Data rows start

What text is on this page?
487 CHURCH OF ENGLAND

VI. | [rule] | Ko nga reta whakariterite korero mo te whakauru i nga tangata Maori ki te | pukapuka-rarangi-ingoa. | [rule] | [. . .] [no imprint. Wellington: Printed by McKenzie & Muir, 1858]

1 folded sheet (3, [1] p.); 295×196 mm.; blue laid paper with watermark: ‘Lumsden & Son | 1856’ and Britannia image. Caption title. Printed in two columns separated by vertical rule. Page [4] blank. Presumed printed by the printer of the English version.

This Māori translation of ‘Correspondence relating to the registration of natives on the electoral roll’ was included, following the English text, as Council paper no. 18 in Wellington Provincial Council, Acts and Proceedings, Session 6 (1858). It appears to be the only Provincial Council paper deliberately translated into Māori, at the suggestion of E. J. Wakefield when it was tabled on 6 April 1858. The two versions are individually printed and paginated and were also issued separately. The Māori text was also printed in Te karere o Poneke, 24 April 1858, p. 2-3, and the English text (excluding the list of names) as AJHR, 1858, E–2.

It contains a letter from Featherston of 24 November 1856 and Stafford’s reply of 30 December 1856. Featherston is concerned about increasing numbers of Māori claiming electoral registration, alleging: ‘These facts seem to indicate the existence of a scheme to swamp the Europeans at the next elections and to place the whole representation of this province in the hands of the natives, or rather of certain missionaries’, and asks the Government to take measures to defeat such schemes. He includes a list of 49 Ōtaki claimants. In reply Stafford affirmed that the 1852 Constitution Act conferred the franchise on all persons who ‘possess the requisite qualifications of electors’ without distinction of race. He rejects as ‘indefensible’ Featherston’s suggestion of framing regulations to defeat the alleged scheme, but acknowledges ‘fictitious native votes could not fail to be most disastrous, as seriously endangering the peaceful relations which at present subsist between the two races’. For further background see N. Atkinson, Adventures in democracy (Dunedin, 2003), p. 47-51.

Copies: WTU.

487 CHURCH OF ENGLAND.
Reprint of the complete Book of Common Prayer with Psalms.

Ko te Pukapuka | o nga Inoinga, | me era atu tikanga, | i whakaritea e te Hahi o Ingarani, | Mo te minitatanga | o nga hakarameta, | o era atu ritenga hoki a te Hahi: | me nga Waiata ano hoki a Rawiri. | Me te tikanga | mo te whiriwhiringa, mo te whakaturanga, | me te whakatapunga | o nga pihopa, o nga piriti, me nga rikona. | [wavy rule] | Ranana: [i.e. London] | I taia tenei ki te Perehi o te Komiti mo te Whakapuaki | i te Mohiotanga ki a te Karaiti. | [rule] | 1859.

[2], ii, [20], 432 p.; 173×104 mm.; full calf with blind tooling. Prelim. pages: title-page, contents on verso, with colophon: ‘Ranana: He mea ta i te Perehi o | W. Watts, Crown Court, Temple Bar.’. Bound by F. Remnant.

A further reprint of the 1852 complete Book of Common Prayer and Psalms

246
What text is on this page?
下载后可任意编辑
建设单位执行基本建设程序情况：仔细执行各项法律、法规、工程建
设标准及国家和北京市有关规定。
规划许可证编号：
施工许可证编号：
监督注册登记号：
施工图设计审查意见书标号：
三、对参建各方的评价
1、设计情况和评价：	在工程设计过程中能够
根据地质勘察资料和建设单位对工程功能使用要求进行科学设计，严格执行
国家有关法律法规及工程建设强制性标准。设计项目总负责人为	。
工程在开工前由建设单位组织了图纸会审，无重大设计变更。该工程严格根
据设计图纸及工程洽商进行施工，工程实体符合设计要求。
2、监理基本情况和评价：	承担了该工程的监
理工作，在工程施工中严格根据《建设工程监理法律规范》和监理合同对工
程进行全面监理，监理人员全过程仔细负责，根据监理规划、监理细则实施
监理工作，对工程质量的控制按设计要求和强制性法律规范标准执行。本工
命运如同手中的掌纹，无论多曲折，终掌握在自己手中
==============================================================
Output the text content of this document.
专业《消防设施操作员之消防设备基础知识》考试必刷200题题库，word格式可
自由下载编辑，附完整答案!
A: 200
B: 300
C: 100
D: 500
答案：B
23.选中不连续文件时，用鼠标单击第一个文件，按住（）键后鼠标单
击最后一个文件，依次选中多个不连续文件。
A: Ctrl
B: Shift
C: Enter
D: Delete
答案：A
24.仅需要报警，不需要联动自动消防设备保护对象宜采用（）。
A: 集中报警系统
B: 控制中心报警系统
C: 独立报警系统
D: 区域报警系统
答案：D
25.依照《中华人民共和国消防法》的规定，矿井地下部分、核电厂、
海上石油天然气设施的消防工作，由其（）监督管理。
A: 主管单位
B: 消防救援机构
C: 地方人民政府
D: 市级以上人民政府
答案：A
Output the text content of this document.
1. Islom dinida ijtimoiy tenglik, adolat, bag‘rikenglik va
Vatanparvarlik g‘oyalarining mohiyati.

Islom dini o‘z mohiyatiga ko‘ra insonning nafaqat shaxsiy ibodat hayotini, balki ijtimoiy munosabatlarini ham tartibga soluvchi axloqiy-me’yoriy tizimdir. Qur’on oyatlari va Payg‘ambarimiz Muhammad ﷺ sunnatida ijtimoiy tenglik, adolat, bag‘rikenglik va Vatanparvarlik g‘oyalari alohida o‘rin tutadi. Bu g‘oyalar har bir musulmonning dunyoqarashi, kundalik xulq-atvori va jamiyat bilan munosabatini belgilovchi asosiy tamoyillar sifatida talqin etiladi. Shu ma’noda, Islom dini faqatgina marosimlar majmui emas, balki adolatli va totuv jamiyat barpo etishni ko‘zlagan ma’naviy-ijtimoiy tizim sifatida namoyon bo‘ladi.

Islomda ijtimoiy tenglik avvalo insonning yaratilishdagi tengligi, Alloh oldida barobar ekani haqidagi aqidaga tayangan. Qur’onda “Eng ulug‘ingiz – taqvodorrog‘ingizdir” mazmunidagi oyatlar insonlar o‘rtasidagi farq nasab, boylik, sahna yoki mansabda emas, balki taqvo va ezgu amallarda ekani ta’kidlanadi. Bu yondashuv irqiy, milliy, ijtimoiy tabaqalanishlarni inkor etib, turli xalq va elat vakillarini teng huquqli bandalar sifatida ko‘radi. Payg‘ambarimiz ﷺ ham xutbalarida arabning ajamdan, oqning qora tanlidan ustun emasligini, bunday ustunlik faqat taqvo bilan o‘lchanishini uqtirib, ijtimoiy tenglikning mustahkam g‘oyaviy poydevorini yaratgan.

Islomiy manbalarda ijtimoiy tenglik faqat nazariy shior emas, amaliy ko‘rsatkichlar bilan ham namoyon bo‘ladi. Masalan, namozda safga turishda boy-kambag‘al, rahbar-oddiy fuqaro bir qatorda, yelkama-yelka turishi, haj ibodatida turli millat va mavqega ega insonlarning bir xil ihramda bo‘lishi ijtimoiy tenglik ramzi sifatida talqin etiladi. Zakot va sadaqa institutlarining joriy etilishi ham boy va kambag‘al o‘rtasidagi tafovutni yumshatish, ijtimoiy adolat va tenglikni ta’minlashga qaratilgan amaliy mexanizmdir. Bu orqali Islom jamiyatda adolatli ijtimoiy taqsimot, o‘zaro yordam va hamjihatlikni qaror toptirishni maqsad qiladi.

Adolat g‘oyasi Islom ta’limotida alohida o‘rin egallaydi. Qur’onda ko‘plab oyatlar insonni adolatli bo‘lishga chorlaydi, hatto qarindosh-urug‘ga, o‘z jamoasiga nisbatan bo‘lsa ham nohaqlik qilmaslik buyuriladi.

Data rows end

**Problem**
Type out the material again exactly as presented.

**Answer to this problem**
What text is on this page?
487 CHURCH OF ENGLAND

VI. | [rule] | Ko nga reta whakariterite korero mo te whakauru i nga tangata Maori ki te | pukapuka-rarangi-ingoa. | [rule] | [. . .] [no imprint. Wellington: Printed by McKenzie & Muir, 1858]

1 folded sheet (3, [1] p.); 295×196 mm.; blue laid paper with watermark: ‘Lumsden & Son | 1856’ and Britannia image. Caption title. Printed in two columns separated by vertical rule. Page [4] blank. Presumed printed by the printer of the English version.

This Māori translation of ‘Correspondence relating to the registration of natives on the electoral roll’ was included, following the English text, as Council paper no. 18 in Wellington Provincial Council, Acts and Proceedings, Session 6 (1858). It appears to be the only Provincial Council paper deliberately translated into Māori, at the suggestion of E. J. Wakefield when it was tabled on 6 April 1858. The two versions are individually printed and paginated and were also issued separately. The Māori text was also printed in Te karere o Poneke, 24 April 1858, p. 2-3, and the English text (excluding the list of names) as AJHR, 1858, E–2.

It contains a letter from Featherston of 24 November 1856 and Stafford’s reply of 30 December 1856. Featherston is concerned about increasing numbers of Māori claiming electoral registration, alleging: ‘These facts seem to indicate the existence of a scheme to swamp the Europeans at the next elections and to place the whole representation of this province in the hands of the natives, or rather of certain missionaries’, and asks the Government to take measures to defeat such schemes. He includes a list of 49 Ōtaki claimants. In reply Stafford affirmed that the 1852 Constitution Act conferred the franchise on all persons who ‘possess the requisite qualifications of electors’ without distinction of race. He rejects as ‘indefensible’ Featherston’s suggestion of framing regulations to defeat the alleged scheme, but acknowledges ‘fictitious native votes could not fail to be most disastrous, as seriously endangering the peaceful relations which at present subsist between the two races’. For further background see N. Atkinson, Adventures in democracy (Dunedin, 2003), p. 47-51.

Copies: WTU.

487 CHURCH OF ENGLAND.
Reprint of the complete Book of Common Prayer with Psalms.

Ko te Pukapuka | o nga Inoinga, | me era atu tikanga, | i whakaritea e te Hahi o Ingarani, | Mo te minitatanga | o nga hakarameta, | o era atu ritenga hoki a te Hahi: | me nga Waiata ano hoki a Rawiri. | Me te tikanga | mo te whiriwhiringa, mo te whakaturanga, | me te whakatapunga | o nga pihopa, o nga piriti, me nga rikona. | [wavy rule] | Ranana: [i.e. London] | I taia tenei ki te Perehi o te Komiti mo te Whakapuaki | i te Mohiotanga ki a te Karaiti. | [rule] | 1859.

[2], ii, [20], 432 p.; 173×104 mm.; full calf with blind tooling. Prelim. pages: title-page, contents on verso, with colophon: ‘Ranana: He mea ta i te Perehi o | W. Watts, Crown Court, Temple Bar.’. Bound by F. Remnant.

A further reprint of the 1852 complete Book of Common Prayer and Psalms

246
What text is on this page?
下载后可任意编辑
建设单位执行基本建设程序情况：仔细执行各项法律、法规、工程建
设标准及国家和北京市有关规定。
规划许可证编号：
施工许可证编号：
监督注册登记号：
施工图设计审查意见书标号：
三、对参建各方的评价
1、设计情况和评价：	在工程设计过程中能够
根据地质勘察资料和建设单位对工程功能使用要求进行科学设计，严格执行
国家有关法律法规及工程建设强制性标准。设计项目总负责人为	。
工程在开工前由建设单位组织了图纸会审，无重大设计变更。该工程严格根
据设计图纸及工程洽商进行施工，工程实体符合设计要求。
2、监理基本情况和评价：	承担了该工程的监
理工作，在工程施工中严格根据《建设工程监理法律规范》和监理合同对工
程进行全面监理，监理人员全过程仔细负责，根据监理规划、监理细则实施
监理工作，对工程质量的控制按设计要求和强制性法律规范标准执行。本工
命运如同手中的掌纹，无论多曲折，终掌握在自己手中
==============================================================
Output the text content of this document.
专业《消防设施操作员之消防设备基础知识》考试必刷200题题库，word格式可
自由下载编辑，附完整答案!
A: 200
B: 300
C: 100
D: 500
答案：B
23.选中不连续文件时，用鼠标单击第一个文件，按住（）键后鼠标单
击最后一个文件，依次选中多个不连续文件。
A: Ctrl
B: Shift
C: Enter
D: Delete
答案：A
24.仅需要报警，不需要联动自动消防设备保护对象宜采用（）。
A: 集中报警系统
B: 控制中心报警系统
C: 独立报警系统
D: 区域报警系统
答案：D
25.依照《中华人民共和国消防法》的规定，矿井地下部分、核电厂、
海上石油天然气设施的消防工作，由其（）监督管理。
A: 主管单位
B: 消防救援机构
C: 地方人民政府
D: 市级以上人民政府
答案：A
Output the text content of this document.
1. Islom dinida ijtimoiy tenglik, adolat, bag‘rikenglik va
Vatanparvarlik g‘oyalarining mohiyati.

Islom dini o‘z mohiyatiga ko‘ra insonning nafaqat shaxsiy ibodat hayotini, balki ijtimoiy munosabatlarini ham tartibga soluvchi axloqiy-me’yoriy tizimdir. Qur’on oyatlari va Payg‘ambarimiz Muhammad ﷺ sunnatida ijtimoiy tenglik, adolat, bag‘rikenglik va Vatanparvarlik g‘oyalari alohida o‘rin tutadi. Bu g‘oyalar har bir musulmonning dunyoqarashi, kundalik xulq-atvori va jamiyat bilan munosabatini belgilovchi asosiy tamoyillar sifatida talqin etiladi. Shu ma’noda, Islom dini faqatgina marosimlar majmui emas, balki adolatli va totuv jamiyat barpo etishni ko‘zlagan ma’naviy-ijtimoiy tizim sifatida namoyon bo‘ladi.

Islomda ijtimoiy tenglik avvalo insonning yaratilishdagi tengligi, Alloh oldida barobar ekani haqidagi aqidaga tayangan. Qur’onda “Eng ulug‘ingiz – taqvodorrog‘ingizdir” mazmunidagi oyatlar insonlar o‘rtasidagi farq nasab, boylik, sahna yoki mansabda emas, balki taqvo va ezgu amallarda ekani ta’kidlanadi. Bu yondashuv irqiy, milliy, ijtimoiy tabaqalanishlarni inkor etib, turli xalq va elat vakillarini teng huquqli bandalar sifatida ko‘radi. Payg‘ambarimiz ﷺ ham xutbalarida arabning ajamdan, oqning qora tanlidan ustun emasligini, bunday ustunlik faqat taqvo bilan o‘lchanishini uqtirib, ijtimoiy tenglikning mustahkam g‘oyaviy poydevorini yaratgan.

Islomiy manbalarda ijtimoiy tenglik faqat nazariy shior emas, amaliy ko‘rsatkichlar bilan ham namoyon bo‘ladi. Masalan, namozda safga turishda boy-kambag‘al, rahbar-oddiy fuqaro bir qatorda, yelkama-yelka turishi, haj ibodatida turli millat va mavqega ega insonlarning bir xil ihramda bo‘lishi ijtimoiy tenglik ramzi sifatida talqin etiladi. Zakot va sadaqa institutlarining joriy etilishi ham boy va kambag‘al o‘rtasidagi tafovutni yumshatish, ijtimoiy adolat va tenglikni ta’minlashga qaratilgan amaliy mexanizmdir. Bu orqali Islom jamiyatda adolatli ijtimoiy taqsimot, o‘zaro yordam va hamjihatlikni qaror toptirishni maqsad qiladi.

Adolat g‘oyasi Islom ta’limotida alohida o‘rin egallaydi. Qur’onda ko‘plab oyatlar insonni adolatli bo‘lishga chorlaydi, hatto qarindosh-urug‘ga, o‘z jamoasiga nisbatan bo‘lsa ham nohaqlik qilmaslik buyuriladi.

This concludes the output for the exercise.